Text segment.
1 pcie lane is 250MB/s right?
Gb lan is 125MB/s right?

so would 4 lanes be any benefit and why?
 
x1 for 4 ports is just fine, 1x pcie = 400mb/s bandwidth, you will have hard time fully saturating that with only 4 drives. Since its a file server I'm assuming you will be doing raid 5 on those 4 drives? your read will be less then 200mb/s so you won't have any problems. Only thing that comes close to saturating x1 pcie bandwidth would be 4 very fast drives in raid 0.
 
x1 for 4 ports is just fine, 1x pcie = 400mb/s bandwidth, you will have hard time fully saturating that with only 4 drives. Since its a file server I'm assuming you will be doing raid 5 on those 4 drives? your read will be less then 200mb/s so you won't have any problems. Only thing that comes close to saturating x1 pcie bandwidth would be 4 very fast drives in raid 0.

yeah raid5.. just for media and whatnot.. building for a friend

thanx
 
Ignore all of this, completely misread the question

My first question is why do you need the 4 ports? If you're planning to bond them together, you need networking switches, etc. that can support that. I don't know everything that's involved, but it's not just a matter of plugging 4 cables in and going (apologies if you already know this).

As for the x1 vs. x4 question, a PCIe x1 slot has a theoretical max bandwidth of 2000Mbit/s, and AFAIK it's not like ethernet etc. where there's much protocol overhead and what not, so you're likely to get close to the maximum. A GigE port runs at 1000Mbit/s, and with a good card (which it should be if you're looking at 4 ports, probably intel?) you can get close to that before adding on protocols like SMB/CIFS(Windows networking), NFS or FTP. Once you add those on it can be a bit of a crap shoot, but you should be able to get most of the bandwidth available to you (depending on the machine on the other end of course).

Exercise 1. Return the forum thread on PCIe lanes and gigabit ports in full, word for word.

Input.
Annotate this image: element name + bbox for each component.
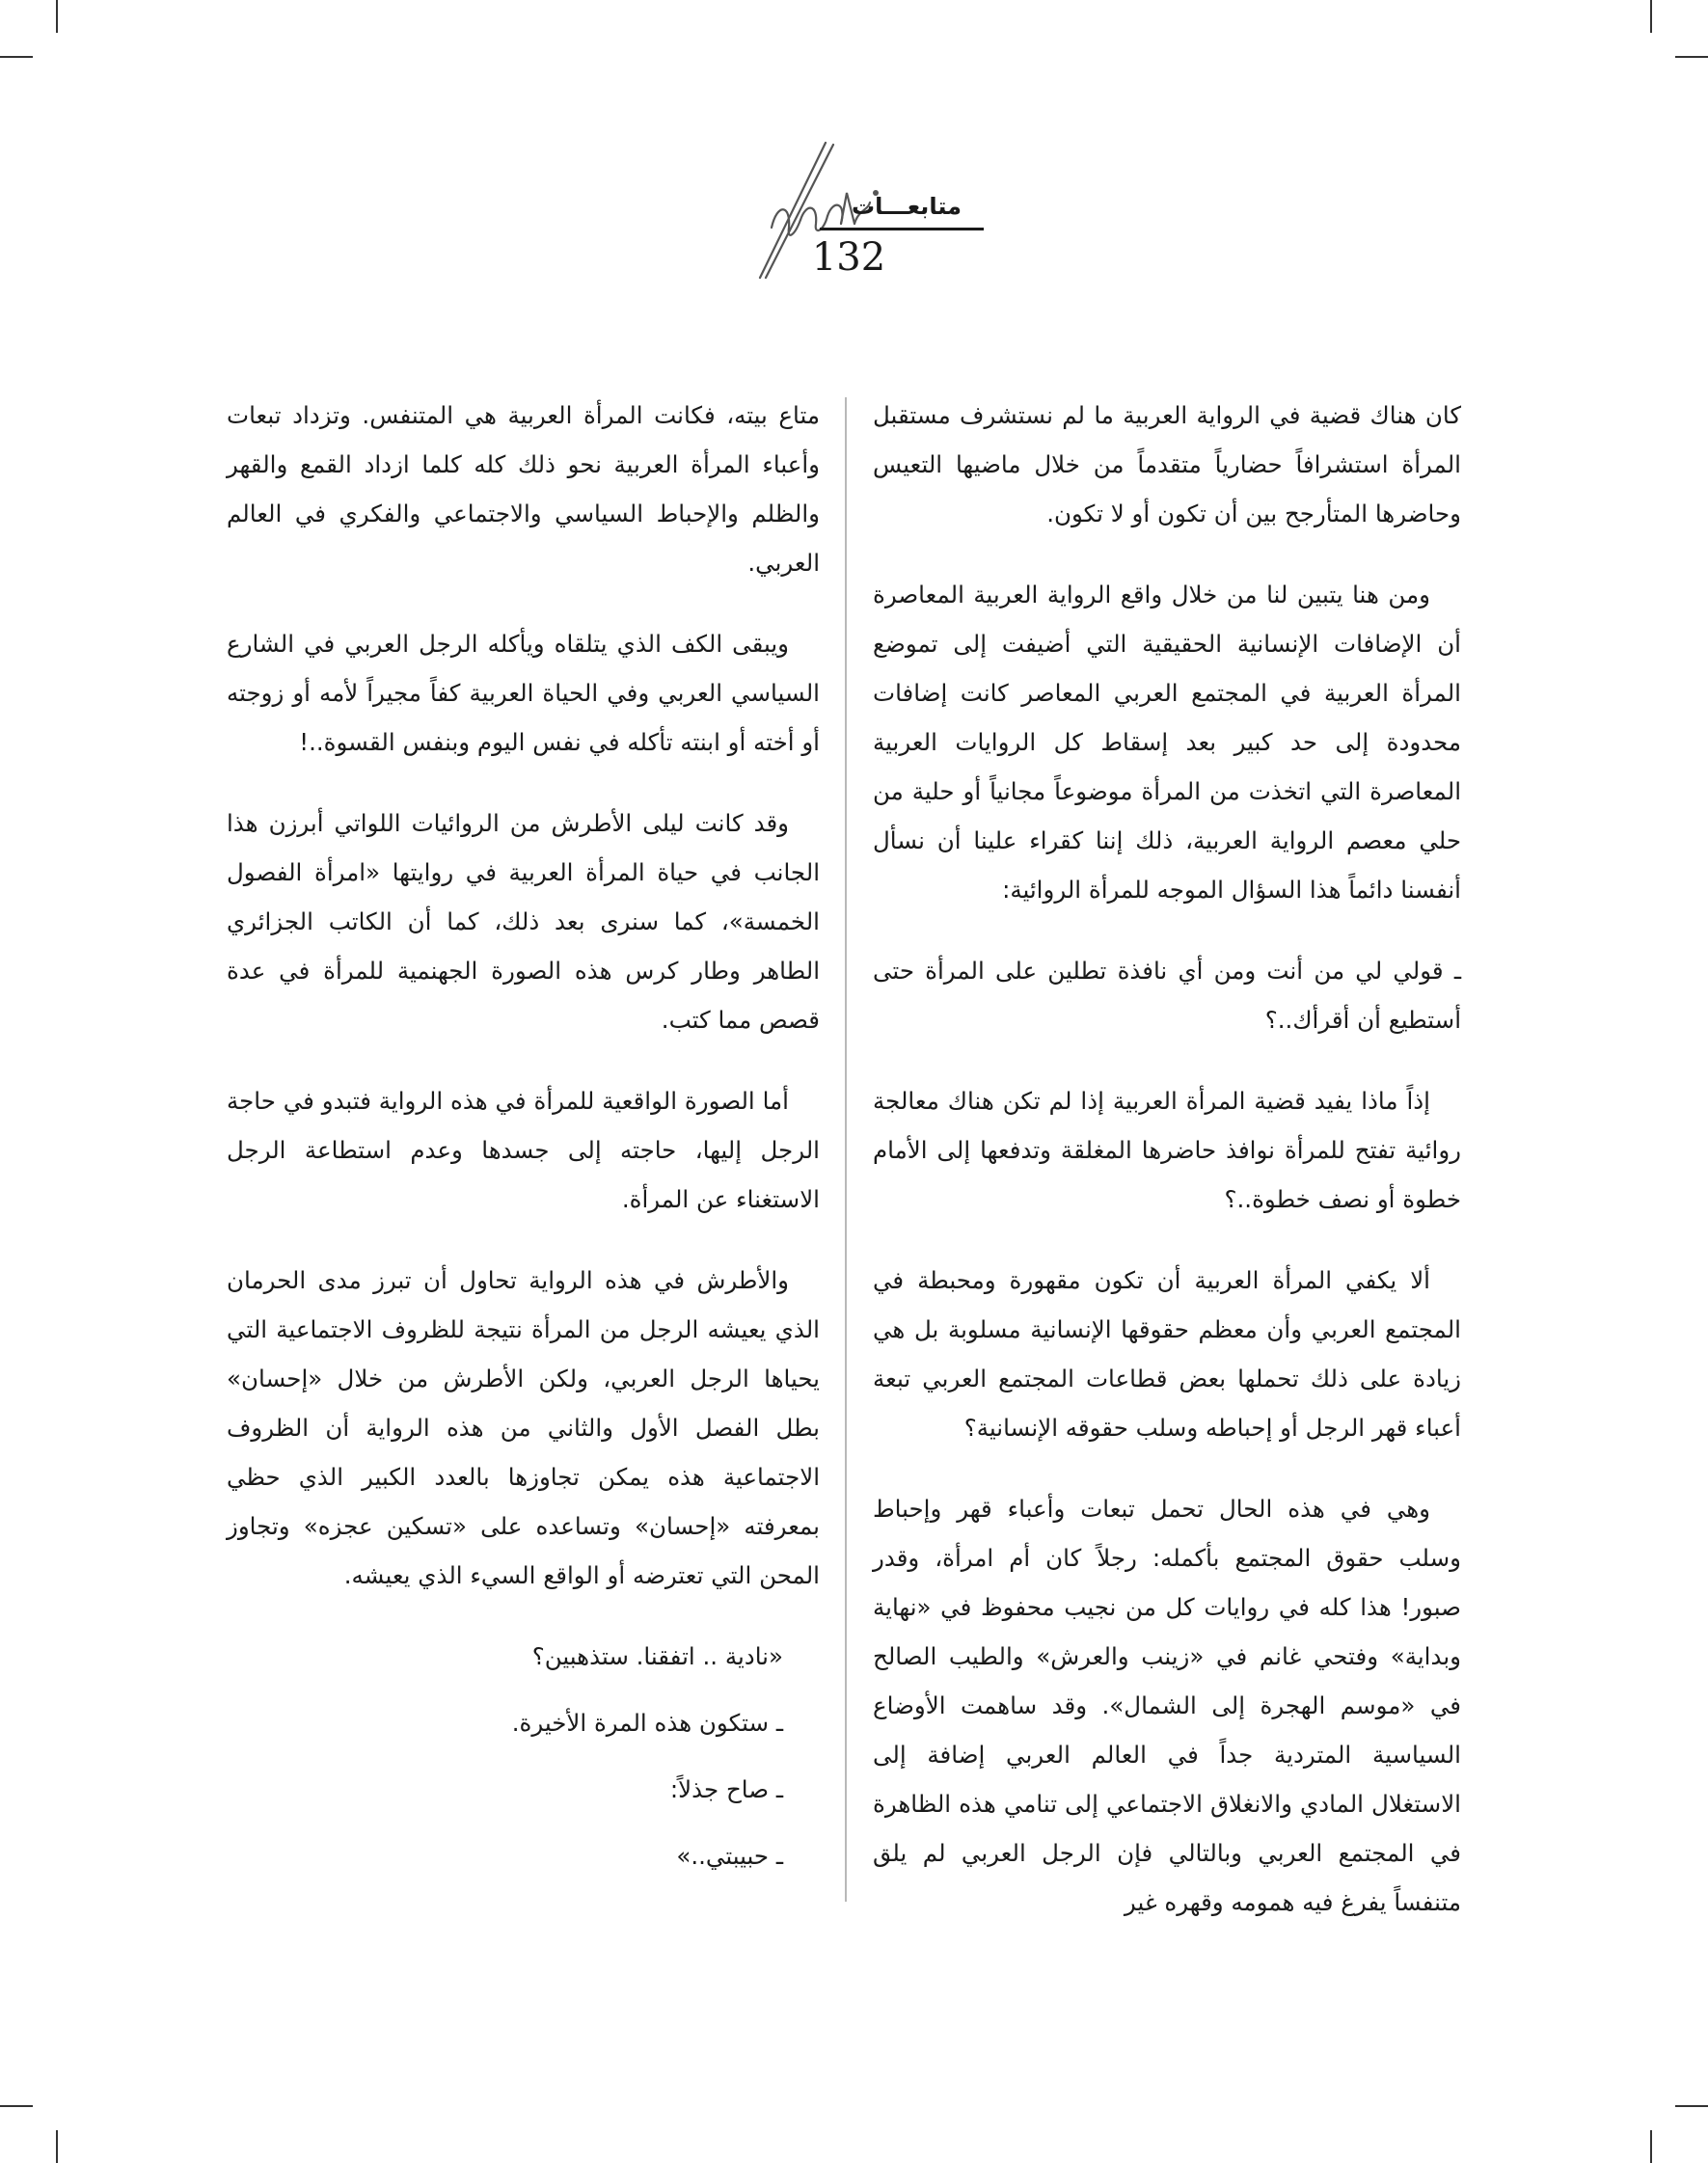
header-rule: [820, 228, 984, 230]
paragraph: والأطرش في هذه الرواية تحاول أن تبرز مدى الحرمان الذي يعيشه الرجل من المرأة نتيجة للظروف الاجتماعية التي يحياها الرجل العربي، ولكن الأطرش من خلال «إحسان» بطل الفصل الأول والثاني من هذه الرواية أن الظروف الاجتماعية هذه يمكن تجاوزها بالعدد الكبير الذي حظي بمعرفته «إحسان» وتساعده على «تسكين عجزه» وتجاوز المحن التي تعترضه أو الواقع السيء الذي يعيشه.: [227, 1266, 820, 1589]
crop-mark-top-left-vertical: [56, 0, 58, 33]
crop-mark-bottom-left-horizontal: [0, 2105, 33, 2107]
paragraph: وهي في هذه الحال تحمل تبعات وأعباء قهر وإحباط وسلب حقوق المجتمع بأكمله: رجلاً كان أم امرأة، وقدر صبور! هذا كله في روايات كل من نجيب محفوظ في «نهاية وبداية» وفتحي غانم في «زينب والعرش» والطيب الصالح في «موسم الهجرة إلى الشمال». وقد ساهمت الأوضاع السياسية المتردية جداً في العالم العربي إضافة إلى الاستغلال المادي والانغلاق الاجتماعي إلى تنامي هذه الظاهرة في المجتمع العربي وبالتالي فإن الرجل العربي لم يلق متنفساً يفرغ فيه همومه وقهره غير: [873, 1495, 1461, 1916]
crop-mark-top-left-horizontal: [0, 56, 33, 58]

Exercise 2. From the listing, give back the lines starting at the one containing "header-rule: [820, 228, 984, 230]" and ending at the one containing "crop-mark-bottom-left-horizontal: [0, 2105, 33, 2107]", substituting "text-block" for "paragraph" and leaving everything else unchanged. Return only those lines.

Exercise answer 1.
1 pcie lane is 250MB/s right?
Gb lan is 125MB/s right?

so would 4 lanes be any benefit and why?
 
x1 for 4 ports is just fine, 1x pcie = 400mb/s bandwidth, you will have hard time fully saturating that with only 4 drives. Since its a file server I'm assuming you will be doing raid 5 on those 4 drives? your read will be less then 200mb/s so you won't have any problems. Only thing that comes close to saturating x1 pcie bandwidth would be 4 very fast drives in raid 0.
 
x1 for 4 ports is just fine, 1x pcie = 400mb/s bandwidth, you will have hard time fully saturating that with only 4 drives. Since its a file server I'm assuming you will be doing raid 5 on those 4 drives? your read will be less then 200mb/s so you won't have any problems. Only thing that comes close to saturating x1 pcie bandwidth would be 4 very fast drives in raid 0.

yeah raid5.. just for media and whatnot.. building for a friend

thanx
 
Ignore all of this, completely misread the question

My first question is why do you need the 4 ports? If you're planning to bond them together, you need networking switches, etc. that can support that. I don't know everything that's involved, but it's not just a matter of plugging 4 cables in and going (apologies if you already know this).

As for the x1 vs. x4 question, a PCIe x1 slot has a theoretical max bandwidth of 2000Mbit/s, and AFAIK it's not like ethernet etc. where there's much protocol overhead and what not, so you're likely to get close to the maximum. A GigE port runs at 1000Mbit/s, and with a good card (which it should be if you're looking at 4 ports, probably intel?) you can get close to that before adding on protocols like SMB/CIFS(Windows networking), NFS or FTP. Once you add those on it can be a bit of a crap shoot, but you should be able to get most of the bandwidth available to you (depending on the machine on the other end of course).

Exercise answer 2.
header-rule: [820, 228, 984, 230]
text-block: والأطرش في هذه الرواية تحاول أن تبرز مدى الحرمان الذي يعيشه الرجل من المرأة نتيجة للظروف الاجتماعية التي يحياها الرجل العربي، ولكن الأطرش من خلال «إحسان» بطل الفصل الأول والثاني من هذه الرواية أن الظروف الاجتماعية هذه يمكن تجاوزها بالعدد الكبير الذي حظي بمعرفته «إحسان» وتساعده على «تسكين عجزه» وتجاوز المحن التي تعترضه أو الواقع السيء الذي يعيشه.: [227, 1266, 820, 1589]
crop-mark-top-left-vertical: [56, 0, 58, 33]
crop-mark-bottom-left-horizontal: [0, 2105, 33, 2107]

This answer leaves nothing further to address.